DO THIS – Please give the listing again, word for word, with nothing left out.

** BEGIN DATA EXTRACT **

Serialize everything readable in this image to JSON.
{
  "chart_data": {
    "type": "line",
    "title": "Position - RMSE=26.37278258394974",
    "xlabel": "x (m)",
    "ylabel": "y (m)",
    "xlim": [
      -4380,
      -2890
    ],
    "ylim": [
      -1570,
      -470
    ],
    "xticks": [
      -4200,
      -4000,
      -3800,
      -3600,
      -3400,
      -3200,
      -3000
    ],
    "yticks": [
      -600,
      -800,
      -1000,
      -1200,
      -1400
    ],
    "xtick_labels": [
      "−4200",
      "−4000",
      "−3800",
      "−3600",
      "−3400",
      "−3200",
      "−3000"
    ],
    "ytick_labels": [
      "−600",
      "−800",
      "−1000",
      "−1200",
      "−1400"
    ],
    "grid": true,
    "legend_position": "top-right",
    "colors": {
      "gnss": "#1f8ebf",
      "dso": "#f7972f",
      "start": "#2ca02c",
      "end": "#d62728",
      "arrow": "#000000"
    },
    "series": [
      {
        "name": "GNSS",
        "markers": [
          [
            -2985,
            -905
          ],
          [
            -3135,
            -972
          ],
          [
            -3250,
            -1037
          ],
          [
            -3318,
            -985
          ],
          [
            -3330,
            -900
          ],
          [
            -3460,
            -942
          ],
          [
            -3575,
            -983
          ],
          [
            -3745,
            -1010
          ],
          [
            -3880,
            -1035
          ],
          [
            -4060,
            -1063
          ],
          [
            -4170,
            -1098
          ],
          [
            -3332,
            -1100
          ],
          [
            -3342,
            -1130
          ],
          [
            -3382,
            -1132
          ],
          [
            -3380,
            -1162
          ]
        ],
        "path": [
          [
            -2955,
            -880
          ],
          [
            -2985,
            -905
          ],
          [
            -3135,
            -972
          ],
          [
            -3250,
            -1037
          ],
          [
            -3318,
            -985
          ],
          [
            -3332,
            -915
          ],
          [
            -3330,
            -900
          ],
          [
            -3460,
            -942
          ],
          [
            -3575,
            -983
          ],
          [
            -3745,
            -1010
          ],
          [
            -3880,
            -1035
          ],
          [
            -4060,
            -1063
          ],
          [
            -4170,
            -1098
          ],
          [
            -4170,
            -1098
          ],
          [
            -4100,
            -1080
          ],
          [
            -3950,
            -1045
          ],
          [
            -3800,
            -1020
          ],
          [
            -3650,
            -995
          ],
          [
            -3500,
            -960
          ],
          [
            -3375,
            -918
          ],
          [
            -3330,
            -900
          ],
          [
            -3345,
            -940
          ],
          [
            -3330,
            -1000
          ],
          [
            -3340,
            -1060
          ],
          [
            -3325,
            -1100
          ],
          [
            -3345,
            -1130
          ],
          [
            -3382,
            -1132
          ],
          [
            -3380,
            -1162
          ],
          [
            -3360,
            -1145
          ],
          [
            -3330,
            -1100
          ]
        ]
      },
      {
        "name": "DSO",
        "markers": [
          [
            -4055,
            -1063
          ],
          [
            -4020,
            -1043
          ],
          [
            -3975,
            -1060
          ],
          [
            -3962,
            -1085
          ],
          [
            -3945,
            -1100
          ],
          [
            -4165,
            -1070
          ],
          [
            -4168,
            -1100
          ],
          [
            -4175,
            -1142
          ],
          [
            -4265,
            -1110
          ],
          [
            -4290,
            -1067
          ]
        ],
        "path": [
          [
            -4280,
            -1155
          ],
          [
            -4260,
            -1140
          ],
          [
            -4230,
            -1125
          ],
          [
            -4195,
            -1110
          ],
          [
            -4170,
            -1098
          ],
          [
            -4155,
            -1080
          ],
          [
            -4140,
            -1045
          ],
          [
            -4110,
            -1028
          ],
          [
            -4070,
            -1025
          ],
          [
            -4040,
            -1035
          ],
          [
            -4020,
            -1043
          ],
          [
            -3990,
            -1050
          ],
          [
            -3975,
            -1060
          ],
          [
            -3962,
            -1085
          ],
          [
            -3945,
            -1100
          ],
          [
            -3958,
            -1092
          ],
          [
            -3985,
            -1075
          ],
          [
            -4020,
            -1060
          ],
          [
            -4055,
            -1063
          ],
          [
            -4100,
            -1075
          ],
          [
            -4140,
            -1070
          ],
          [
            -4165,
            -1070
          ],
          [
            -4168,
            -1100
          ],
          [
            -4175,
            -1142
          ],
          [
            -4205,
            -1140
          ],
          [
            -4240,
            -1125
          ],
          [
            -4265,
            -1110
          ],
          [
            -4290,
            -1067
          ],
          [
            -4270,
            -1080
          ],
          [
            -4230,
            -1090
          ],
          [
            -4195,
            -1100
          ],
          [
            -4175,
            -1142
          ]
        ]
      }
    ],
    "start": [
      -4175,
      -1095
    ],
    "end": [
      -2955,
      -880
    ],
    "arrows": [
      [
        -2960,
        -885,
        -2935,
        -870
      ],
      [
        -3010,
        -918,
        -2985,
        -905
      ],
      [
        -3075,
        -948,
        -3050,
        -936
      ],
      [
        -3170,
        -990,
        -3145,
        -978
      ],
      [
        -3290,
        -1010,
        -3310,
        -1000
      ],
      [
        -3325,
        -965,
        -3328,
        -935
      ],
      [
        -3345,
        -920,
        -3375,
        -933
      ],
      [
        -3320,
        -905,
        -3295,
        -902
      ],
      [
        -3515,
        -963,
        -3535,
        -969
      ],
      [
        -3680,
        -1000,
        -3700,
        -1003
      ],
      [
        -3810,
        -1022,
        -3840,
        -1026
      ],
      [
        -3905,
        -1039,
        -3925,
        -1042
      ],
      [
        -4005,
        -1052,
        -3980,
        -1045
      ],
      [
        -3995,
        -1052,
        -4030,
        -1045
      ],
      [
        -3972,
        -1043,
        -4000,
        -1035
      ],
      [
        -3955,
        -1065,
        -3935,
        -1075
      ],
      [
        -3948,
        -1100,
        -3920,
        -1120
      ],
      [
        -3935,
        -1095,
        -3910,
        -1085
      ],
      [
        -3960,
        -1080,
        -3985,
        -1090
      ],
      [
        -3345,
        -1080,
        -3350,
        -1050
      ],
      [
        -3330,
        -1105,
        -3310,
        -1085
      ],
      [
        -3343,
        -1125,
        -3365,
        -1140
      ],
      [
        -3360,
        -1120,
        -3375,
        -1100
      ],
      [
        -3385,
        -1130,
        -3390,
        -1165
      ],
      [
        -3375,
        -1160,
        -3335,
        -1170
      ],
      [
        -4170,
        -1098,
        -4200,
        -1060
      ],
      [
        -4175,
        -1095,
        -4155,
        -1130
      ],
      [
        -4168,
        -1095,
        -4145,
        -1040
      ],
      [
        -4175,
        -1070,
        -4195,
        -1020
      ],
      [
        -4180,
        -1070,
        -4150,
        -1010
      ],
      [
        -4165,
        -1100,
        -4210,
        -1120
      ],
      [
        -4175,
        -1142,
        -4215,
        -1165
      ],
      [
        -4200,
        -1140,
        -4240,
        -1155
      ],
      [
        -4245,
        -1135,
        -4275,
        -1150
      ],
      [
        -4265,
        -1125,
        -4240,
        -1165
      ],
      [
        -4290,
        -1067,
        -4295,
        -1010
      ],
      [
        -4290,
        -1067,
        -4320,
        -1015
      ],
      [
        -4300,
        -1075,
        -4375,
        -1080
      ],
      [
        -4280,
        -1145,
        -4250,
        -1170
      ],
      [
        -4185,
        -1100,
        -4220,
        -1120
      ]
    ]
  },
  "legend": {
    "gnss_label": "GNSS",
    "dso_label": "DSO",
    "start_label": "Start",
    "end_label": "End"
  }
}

** END DATA EXTRACT **

SOLUTION –
Serialize everything readable in this image to JSON.
{
  "chart_data": {
    "type": "line",
    "title": "Position - RMSE=26.37278258394974",
    "xlabel": "x (m)",
    "ylabel": "y (m)",
    "xlim": [
      -4380,
      -2890
    ],
    "ylim": [
      -1570,
      -470
    ],
    "xticks": [
      -4200,
      -4000,
      -3800,
      -3600,
      -3400,
      -3200,
      -3000
    ],
    "yticks": [
      -600,
      -800,
      -1000,
      -1200,
      -1400
    ],
    "xtick_labels": [
      "−4200",
      "−4000",
      "−3800",
      "−3600",
      "−3400",
      "−3200",
      "−3000"
    ],
    "ytick_labels": [
      "−600",
      "−800",
      "−1000",
      "−1200",
      "−1400"
    ],
    "grid": true,
    "legend_position": "top-right",
    "colors": {
      "gnss": "#1f8ebf",
      "dso": "#f7972f",
      "start": "#2ca02c",
      "end": "#d62728",
      "arrow": "#000000"
    },
    "series": [
      {
        "name": "GNSS",
        "markers": [
          [
            -2985,
            -905
          ],
          [
            -3135,
            -972
          ],
          [
            -3250,
            -1037
          ],
          [
            -3318,
            -985
          ],
          [
            -3330,
            -900
          ],
          [
            -3460,
            -942
          ],
          [
            -3575,
            -983
          ],
          [
            -3745,
            -1010
          ],
          [
            -3880,
            -1035
          ],
          [
            -4060,
            -1063
          ],
          [
            -4170,
            -1098
          ],
          [
            -3332,
            -1100
          ],
          [
            -3342,
            -1130
          ],
          [
            -3382,
            -1132
          ],
          [
            -3380,
            -1162
          ]
        ],
        "path": [
          [
            -2955,
            -880
          ],
          [
            -2985,
            -905
          ],
          [
            -3135,
            -972
          ],
          [
            -3250,
            -1037
          ],
          [
            -3318,
            -985
          ],
          [
            -3332,
            -915
          ],
          [
            -3330,
            -900
          ],
          [
            -3460,
            -942
          ],
          [
            -3575,
            -983
          ],
          [
            -3745,
            -1010
          ],
          [
            -3880,
            -1035
          ],
          [
            -4060,
            -1063
          ],
          [
            -4170,
            -1098
          ],
          [
            -4170,
            -1098
          ],
          [
            -4100,
            -1080
          ],
          [
            -3950,
            -1045
          ],
          [
            -3800,
            -1020
          ],
          [
            -3650,
            -995
          ],
          [
            -3500,
            -960
          ],
          [
            -3375,
            -918
          ],
          [
            -3330,
            -900
          ],
          [
            -3345,
            -940
          ],
          [
            -3330,
            -1000
          ],
          [
            -3340,
            -1060
          ],
          [
            -3325,
            -1100
          ],
          [
            -3345,
            -1130
          ],
          [
            -3382,
            -1132
          ],
          [
            -3380,
            -1162
          ],
          [
            -3360,
            -1145
          ],
          [
            -3330,
            -1100
          ]
        ]
      },
      {
        "name": "DSO",
        "markers": [
          [
            -4055,
            -1063
          ],
          [
            -4020,
            -1043
          ],
          [
            -3975,
            -1060
          ],
          [
            -3962,
            -1085
          ],
          [
            -3945,
            -1100
          ],
          [
            -4165,
            -1070
          ],
          [
            -4168,
            -1100
          ],
          [
            -4175,
            -1142
          ],
          [
            -4265,
            -1110
          ],
          [
            -4290,
            -1067
          ]
        ],
        "path": [
          [
            -4280,
            -1155
          ],
          [
            -4260,
            -1140
          ],
          [
            -4230,
            -1125
          ],
          [
            -4195,
            -1110
          ],
          [
            -4170,
            -1098
          ],
          [
            -4155,
            -1080
          ],
          [
            -4140,
            -1045
          ],
          [
            -4110,
            -1028
          ],
          [
            -4070,
            -1025
          ],
          [
            -4040,
            -1035
          ],
          [
            -4020,
            -1043
          ],
          [
            -3990,
            -1050
          ],
          [
            -3975,
            -1060
          ],
          [
            -3962,
            -1085
          ],
          [
            -3945,
            -1100
          ],
          [
            -3958,
            -1092
          ],
          [
            -3985,
            -1075
          ],
          [
            -4020,
            -1060
          ],
          [
            -4055,
            -1063
          ],
          [
            -4100,
            -1075
          ],
          [
            -4140,
            -1070
          ],
          [
            -4165,
            -1070
          ],
          [
            -4168,
            -1100
          ],
          [
            -4175,
            -1142
          ],
          [
            -4205,
            -1140
          ],
          [
            -4240,
            -1125
          ],
          [
            -4265,
            -1110
          ],
          [
            -4290,
            -1067
          ],
          [
            -4270,
            -1080
          ],
          [
            -4230,
            -1090
          ],
          [
            -4195,
            -1100
          ],
          [
            -4175,
            -1142
          ]
        ]
      }
    ],
    "start": [
      -4175,
      -1095
    ],
    "end": [
      -2955,
      -880
    ],
    "arrows": [
      [
        -2960,
        -885,
        -2935,
        -870
      ],
      [
        -3010,
        -918,
        -2985,
        -905
      ],
      [
        -3075,
        -948,
        -3050,
        -936
      ],
      [
        -3170,
        -990,
        -3145,
        -978
      ],
      [
        -3290,
        -1010,
        -3310,
        -1000
      ],
      [
        -3325,
        -965,
        -3328,
        -935
      ],
      [
        -3345,
        -920,
        -3375,
        -933
      ],
      [
        -3320,
        -905,
        -3295,
        -902
      ],
      [
        -3515,
        -963,
        -3535,
        -969
      ],
      [
        -3680,
        -1000,
        -3700,
        -1003
      ],
      [
        -3810,
        -1022,
        -3840,
        -1026
      ],
      [
        -3905,
        -1039,
        -3925,
        -1042
      ],
      [
        -4005,
        -1052,
        -3980,
        -1045
      ],
      [
        -3995,
        -1052,
        -4030,
        -1045
      ],
      [
        -3972,
        -1043,
        -4000,
        -1035
      ],
      [
        -3955,
        -1065,
        -3935,
        -1075
      ],
      [
        -3948,
        -1100,
        -3920,
        -1120
      ],
      [
        -3935,
        -1095,
        -3910,
        -1085
      ],
      [
        -3960,
        -1080,
        -3985,
        -1090
      ],
      [
        -3345,
        -1080,
        -3350,
        -1050
      ],
      [
        -3330,
        -1105,
        -3310,
        -1085
      ],
      [
        -3343,
        -1125,
        -3365,
        -1140
      ],
      [
        -3360,
        -1120,
        -3375,
        -1100
      ],
      [
        -3385,
        -1130,
        -3390,
        -1165
      ],
      [
        -3375,
        -1160,
        -3335,
        -1170
      ],
      [
        -4170,
        -1098,
        -4200,
        -1060
      ],
      [
        -4175,
        -1095,
        -4155,
        -1130
      ],
      [
        -4168,
        -1095,
        -4145,
        -1040
      ],
      [
        -4175,
        -1070,
        -4195,
        -1020
      ],
      [
        -4180,
        -1070,
        -4150,
        -1010
      ],
      [
        -4165,
        -1100,
        -4210,
        -1120
      ],
      [
        -4175,
        -1142,
        -4215,
        -1165
      ],
      [
        -4200,
        -1140,
        -4240,
        -1155
      ],
      [
        -4245,
        -1135,
        -4275,
        -1150
      ],
      [
        -4265,
        -1125,
        -4240,
        -1165
      ],
      [
        -4290,
        -1067,
        -4295,
        -1010
      ],
      [
        -4290,
        -1067,
        -4320,
        -1015
      ],
      [
        -4300,
        -1075,
        -4375,
        -1080
      ],
      [
        -4280,
        -1145,
        -4250,
        -1170
      ],
      [
        -4185,
        -1100,
        -4220,
        -1120
      ]
    ]
  },
  "legend": {
    "gnss_label": "GNSS",
    "dso_label": "DSO",
    "start_label": "Start",
    "end_label": "End"
  }
}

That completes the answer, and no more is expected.